— Begin —
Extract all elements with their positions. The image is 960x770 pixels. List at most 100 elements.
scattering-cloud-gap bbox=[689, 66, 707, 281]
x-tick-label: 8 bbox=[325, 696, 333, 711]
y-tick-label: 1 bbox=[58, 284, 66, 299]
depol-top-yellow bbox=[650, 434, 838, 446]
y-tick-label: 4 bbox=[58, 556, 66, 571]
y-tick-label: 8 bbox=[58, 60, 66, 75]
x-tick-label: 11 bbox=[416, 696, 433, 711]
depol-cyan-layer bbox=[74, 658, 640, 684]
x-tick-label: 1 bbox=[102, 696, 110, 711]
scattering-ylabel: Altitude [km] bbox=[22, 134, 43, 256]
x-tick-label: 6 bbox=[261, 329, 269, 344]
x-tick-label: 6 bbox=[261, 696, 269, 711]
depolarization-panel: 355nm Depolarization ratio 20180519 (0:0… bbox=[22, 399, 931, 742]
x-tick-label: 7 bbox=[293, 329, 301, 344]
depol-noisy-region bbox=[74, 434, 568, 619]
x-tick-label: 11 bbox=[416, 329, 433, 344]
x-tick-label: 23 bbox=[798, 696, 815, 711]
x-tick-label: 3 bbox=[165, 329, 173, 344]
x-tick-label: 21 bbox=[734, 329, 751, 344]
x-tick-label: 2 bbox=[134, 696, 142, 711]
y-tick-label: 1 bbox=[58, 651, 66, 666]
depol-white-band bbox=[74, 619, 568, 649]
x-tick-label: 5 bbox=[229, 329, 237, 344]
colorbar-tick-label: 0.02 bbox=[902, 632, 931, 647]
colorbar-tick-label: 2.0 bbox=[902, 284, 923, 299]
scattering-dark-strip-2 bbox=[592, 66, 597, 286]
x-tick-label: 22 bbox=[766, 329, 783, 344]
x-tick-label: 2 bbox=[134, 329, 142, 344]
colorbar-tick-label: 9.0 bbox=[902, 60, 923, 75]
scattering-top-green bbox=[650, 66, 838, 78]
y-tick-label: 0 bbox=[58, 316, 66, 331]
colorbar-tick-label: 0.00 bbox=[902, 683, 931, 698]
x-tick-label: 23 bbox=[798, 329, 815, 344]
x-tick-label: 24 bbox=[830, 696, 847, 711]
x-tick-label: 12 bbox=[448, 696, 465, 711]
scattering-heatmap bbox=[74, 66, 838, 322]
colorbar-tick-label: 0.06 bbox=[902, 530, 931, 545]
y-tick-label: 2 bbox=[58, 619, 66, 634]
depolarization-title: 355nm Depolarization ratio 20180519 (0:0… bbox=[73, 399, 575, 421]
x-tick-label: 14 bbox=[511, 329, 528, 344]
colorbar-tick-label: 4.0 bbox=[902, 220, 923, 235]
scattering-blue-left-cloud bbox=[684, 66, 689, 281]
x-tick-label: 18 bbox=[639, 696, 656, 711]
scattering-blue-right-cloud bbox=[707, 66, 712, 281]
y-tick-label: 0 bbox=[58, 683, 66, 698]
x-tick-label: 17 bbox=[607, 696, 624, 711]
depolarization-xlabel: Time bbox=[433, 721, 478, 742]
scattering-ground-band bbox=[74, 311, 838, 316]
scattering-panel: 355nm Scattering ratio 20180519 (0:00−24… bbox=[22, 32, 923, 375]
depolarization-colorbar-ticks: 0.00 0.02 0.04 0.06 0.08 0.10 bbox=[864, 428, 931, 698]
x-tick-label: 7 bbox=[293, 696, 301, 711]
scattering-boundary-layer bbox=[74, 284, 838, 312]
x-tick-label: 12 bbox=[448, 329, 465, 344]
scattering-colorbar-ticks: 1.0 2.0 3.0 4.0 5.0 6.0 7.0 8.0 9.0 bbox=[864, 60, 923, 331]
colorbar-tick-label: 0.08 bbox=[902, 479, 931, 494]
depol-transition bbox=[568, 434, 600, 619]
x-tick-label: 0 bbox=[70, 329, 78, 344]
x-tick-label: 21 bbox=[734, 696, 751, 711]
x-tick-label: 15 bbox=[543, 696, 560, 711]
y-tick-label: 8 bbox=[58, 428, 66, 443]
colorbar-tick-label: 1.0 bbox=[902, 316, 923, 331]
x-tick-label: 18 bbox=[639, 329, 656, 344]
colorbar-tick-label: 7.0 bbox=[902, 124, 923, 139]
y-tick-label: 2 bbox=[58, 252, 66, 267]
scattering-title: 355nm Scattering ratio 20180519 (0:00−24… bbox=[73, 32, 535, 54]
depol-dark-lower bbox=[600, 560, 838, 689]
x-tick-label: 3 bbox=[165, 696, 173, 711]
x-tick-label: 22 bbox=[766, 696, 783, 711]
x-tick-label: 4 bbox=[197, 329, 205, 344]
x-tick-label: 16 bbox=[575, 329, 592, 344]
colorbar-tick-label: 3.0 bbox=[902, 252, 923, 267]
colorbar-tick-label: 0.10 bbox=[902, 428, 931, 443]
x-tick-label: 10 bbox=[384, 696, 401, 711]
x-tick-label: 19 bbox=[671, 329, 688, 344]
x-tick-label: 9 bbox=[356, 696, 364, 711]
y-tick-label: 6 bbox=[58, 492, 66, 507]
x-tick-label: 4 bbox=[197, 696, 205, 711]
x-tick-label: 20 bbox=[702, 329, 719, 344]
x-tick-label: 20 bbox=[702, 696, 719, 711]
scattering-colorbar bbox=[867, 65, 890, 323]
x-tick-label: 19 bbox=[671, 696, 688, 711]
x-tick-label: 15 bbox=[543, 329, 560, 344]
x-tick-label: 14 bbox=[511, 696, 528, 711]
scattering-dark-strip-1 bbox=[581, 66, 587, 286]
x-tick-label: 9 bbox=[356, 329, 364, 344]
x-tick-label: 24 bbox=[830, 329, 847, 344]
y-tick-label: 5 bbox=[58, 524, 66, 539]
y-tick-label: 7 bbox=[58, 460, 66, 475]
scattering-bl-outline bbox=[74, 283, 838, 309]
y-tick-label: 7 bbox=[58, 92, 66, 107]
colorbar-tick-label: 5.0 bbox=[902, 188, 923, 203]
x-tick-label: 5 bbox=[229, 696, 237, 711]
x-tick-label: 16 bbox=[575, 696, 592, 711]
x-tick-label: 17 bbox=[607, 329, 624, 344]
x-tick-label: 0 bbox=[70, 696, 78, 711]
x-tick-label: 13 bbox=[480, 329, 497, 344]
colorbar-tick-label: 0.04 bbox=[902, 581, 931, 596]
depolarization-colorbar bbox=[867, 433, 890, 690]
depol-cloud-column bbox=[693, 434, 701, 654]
— End —
▶ _Your objective_: Reproduce the data with "scattering-heatmap" swapped for "backscatter-heatmap" wherever it occurs, leaving every other character unchanged.

▶ _Task answer_:
Extract all elements with their positions. The image is 960x770 pixels. List at most 100 elements.
scattering-cloud-gap bbox=[689, 66, 707, 281]
x-tick-label: 8 bbox=[325, 696, 333, 711]
y-tick-label: 1 bbox=[58, 284, 66, 299]
depol-top-yellow bbox=[650, 434, 838, 446]
y-tick-label: 4 bbox=[58, 556, 66, 571]
y-tick-label: 8 bbox=[58, 60, 66, 75]
x-tick-label: 11 bbox=[416, 696, 433, 711]
depol-cyan-layer bbox=[74, 658, 640, 684]
x-tick-label: 1 bbox=[102, 696, 110, 711]
scattering-ylabel: Altitude [km] bbox=[22, 134, 43, 256]
x-tick-label: 6 bbox=[261, 329, 269, 344]
x-tick-label: 6 bbox=[261, 696, 269, 711]
depolarization-panel: 355nm Depolarization ratio 20180519 (0:0… bbox=[22, 399, 931, 742]
x-tick-label: 7 bbox=[293, 329, 301, 344]
depol-noisy-region bbox=[74, 434, 568, 619]
x-tick-label: 11 bbox=[416, 329, 433, 344]
x-tick-label: 23 bbox=[798, 696, 815, 711]
x-tick-label: 3 bbox=[165, 329, 173, 344]
x-tick-label: 21 bbox=[734, 329, 751, 344]
x-tick-label: 2 bbox=[134, 696, 142, 711]
y-tick-label: 1 bbox=[58, 651, 66, 666]
depol-white-band bbox=[74, 619, 568, 649]
x-tick-label: 5 bbox=[229, 329, 237, 344]
colorbar-tick-label: 0.02 bbox=[902, 632, 931, 647]
colorbar-tick-label: 2.0 bbox=[902, 284, 923, 299]
scattering-dark-strip-2 bbox=[592, 66, 597, 286]
x-tick-label: 22 bbox=[766, 329, 783, 344]
x-tick-label: 2 bbox=[134, 329, 142, 344]
colorbar-tick-label: 9.0 bbox=[902, 60, 923, 75]
scattering-top-green bbox=[650, 66, 838, 78]
y-tick-label: 0 bbox=[58, 316, 66, 331]
colorbar-tick-label: 0.00 bbox=[902, 683, 931, 698]
x-tick-label: 23 bbox=[798, 329, 815, 344]
x-tick-label: 24 bbox=[830, 696, 847, 711]
x-tick-label: 12 bbox=[448, 696, 465, 711]
backscatter-heatmap bbox=[74, 66, 838, 322]
colorbar-tick-label: 0.06 bbox=[902, 530, 931, 545]
y-tick-label: 2 bbox=[58, 619, 66, 634]
depolarization-title: 355nm Depolarization ratio 20180519 (0:0… bbox=[73, 399, 575, 421]
x-tick-label: 14 bbox=[511, 329, 528, 344]
colorbar-tick-label: 4.0 bbox=[902, 220, 923, 235]
scattering-blue-left-cloud bbox=[684, 66, 689, 281]
x-tick-label: 18 bbox=[639, 696, 656, 711]
scattering-blue-right-cloud bbox=[707, 66, 712, 281]
y-tick-label: 0 bbox=[58, 683, 66, 698]
x-tick-label: 17 bbox=[607, 696, 624, 711]
depolarization-xlabel: Time bbox=[433, 721, 478, 742]
scattering-ground-band bbox=[74, 311, 838, 316]
scattering-panel: 355nm Scattering ratio 20180519 (0:00−24… bbox=[22, 32, 923, 375]
depolarization-colorbar-ticks: 0.00 0.02 0.04 0.06 0.08 0.10 bbox=[864, 428, 931, 698]
x-tick-label: 7 bbox=[293, 696, 301, 711]
scattering-boundary-layer bbox=[74, 284, 838, 312]
x-tick-label: 12 bbox=[448, 329, 465, 344]
scattering-colorbar-ticks: 1.0 2.0 3.0 4.0 5.0 6.0 7.0 8.0 9.0 bbox=[864, 60, 923, 331]
colorbar-tick-label: 0.08 bbox=[902, 479, 931, 494]
depol-transition bbox=[568, 434, 600, 619]
x-tick-label: 0 bbox=[70, 329, 78, 344]
x-tick-label: 21 bbox=[734, 696, 751, 711]
x-tick-label: 15 bbox=[543, 696, 560, 711]
y-tick-label: 8 bbox=[58, 428, 66, 443]
colorbar-tick-label: 1.0 bbox=[902, 316, 923, 331]
x-tick-label: 18 bbox=[639, 329, 656, 344]
colorbar-tick-label: 7.0 bbox=[902, 124, 923, 139]
y-tick-label: 2 bbox=[58, 252, 66, 267]
scattering-title: 355nm Scattering ratio 20180519 (0:00−24… bbox=[73, 32, 535, 54]
depol-dark-lower bbox=[600, 560, 838, 689]
x-tick-label: 3 bbox=[165, 696, 173, 711]
x-tick-label: 22 bbox=[766, 696, 783, 711]
x-tick-label: 4 bbox=[197, 329, 205, 344]
x-tick-label: 16 bbox=[575, 329, 592, 344]
colorbar-tick-label: 3.0 bbox=[902, 252, 923, 267]
colorbar-tick-label: 0.10 bbox=[902, 428, 931, 443]
x-tick-label: 10 bbox=[384, 696, 401, 711]
x-tick-label: 19 bbox=[671, 329, 688, 344]
x-tick-label: 9 bbox=[356, 696, 364, 711]
y-tick-label: 6 bbox=[58, 492, 66, 507]
x-tick-label: 4 bbox=[197, 696, 205, 711]
x-tick-label: 20 bbox=[702, 329, 719, 344]
x-tick-label: 20 bbox=[702, 696, 719, 711]
scattering-colorbar bbox=[867, 65, 890, 323]
x-tick-label: 19 bbox=[671, 696, 688, 711]
x-tick-label: 15 bbox=[543, 329, 560, 344]
x-tick-label: 14 bbox=[511, 696, 528, 711]
scattering-dark-strip-1 bbox=[581, 66, 587, 286]
x-tick-label: 9 bbox=[356, 329, 364, 344]
x-tick-label: 24 bbox=[830, 329, 847, 344]
y-tick-label: 5 bbox=[58, 524, 66, 539]
y-tick-label: 7 bbox=[58, 460, 66, 475]
scattering-bl-outline bbox=[74, 283, 838, 309]
y-tick-label: 7 bbox=[58, 92, 66, 107]
colorbar-tick-label: 5.0 bbox=[902, 188, 923, 203]
x-tick-label: 5 bbox=[229, 696, 237, 711]
x-tick-label: 16 bbox=[575, 696, 592, 711]
x-tick-label: 17 bbox=[607, 329, 624, 344]
x-tick-label: 0 bbox=[70, 696, 78, 711]
x-tick-label: 13 bbox=[480, 329, 497, 344]
colorbar-tick-label: 0.04 bbox=[902, 581, 931, 596]
depolarization-colorbar bbox=[867, 433, 890, 690]
depol-cloud-column bbox=[693, 434, 701, 654]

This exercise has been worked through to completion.